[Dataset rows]
_ _ _ _ _
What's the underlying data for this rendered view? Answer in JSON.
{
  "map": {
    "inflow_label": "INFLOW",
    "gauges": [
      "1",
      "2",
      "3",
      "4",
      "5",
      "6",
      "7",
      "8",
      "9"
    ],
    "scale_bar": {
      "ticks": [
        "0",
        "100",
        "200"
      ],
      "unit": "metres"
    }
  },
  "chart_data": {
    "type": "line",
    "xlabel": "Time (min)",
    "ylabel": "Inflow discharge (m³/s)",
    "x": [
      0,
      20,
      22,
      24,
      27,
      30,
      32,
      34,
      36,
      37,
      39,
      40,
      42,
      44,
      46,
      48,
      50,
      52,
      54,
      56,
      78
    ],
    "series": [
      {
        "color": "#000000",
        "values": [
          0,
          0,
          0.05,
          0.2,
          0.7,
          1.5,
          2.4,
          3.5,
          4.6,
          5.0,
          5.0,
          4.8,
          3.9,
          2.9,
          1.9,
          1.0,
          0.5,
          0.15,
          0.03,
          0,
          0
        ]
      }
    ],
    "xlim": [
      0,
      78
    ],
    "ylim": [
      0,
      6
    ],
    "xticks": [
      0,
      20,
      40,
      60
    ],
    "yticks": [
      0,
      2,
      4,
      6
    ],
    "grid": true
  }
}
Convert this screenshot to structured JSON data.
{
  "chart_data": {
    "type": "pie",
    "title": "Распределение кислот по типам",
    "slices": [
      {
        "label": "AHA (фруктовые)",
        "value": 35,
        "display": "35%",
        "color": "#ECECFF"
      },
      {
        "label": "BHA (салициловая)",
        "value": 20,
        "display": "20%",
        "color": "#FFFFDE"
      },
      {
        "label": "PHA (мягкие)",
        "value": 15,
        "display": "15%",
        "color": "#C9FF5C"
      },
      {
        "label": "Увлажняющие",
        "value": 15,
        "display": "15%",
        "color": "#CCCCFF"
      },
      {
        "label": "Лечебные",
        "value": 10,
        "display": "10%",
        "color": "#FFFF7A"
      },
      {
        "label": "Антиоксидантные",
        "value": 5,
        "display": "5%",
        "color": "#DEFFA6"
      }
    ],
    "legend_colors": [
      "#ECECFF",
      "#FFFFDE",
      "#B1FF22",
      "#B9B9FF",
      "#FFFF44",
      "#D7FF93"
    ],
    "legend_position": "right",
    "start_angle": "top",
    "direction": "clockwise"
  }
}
_ _ _ _ _
Stated problem:
Which lines above contain "this"? Show each of them.

Reply to the task:
What's the underlying data for this rendered view? Answer in JSON.
Convert this screenshot to structured JSON data.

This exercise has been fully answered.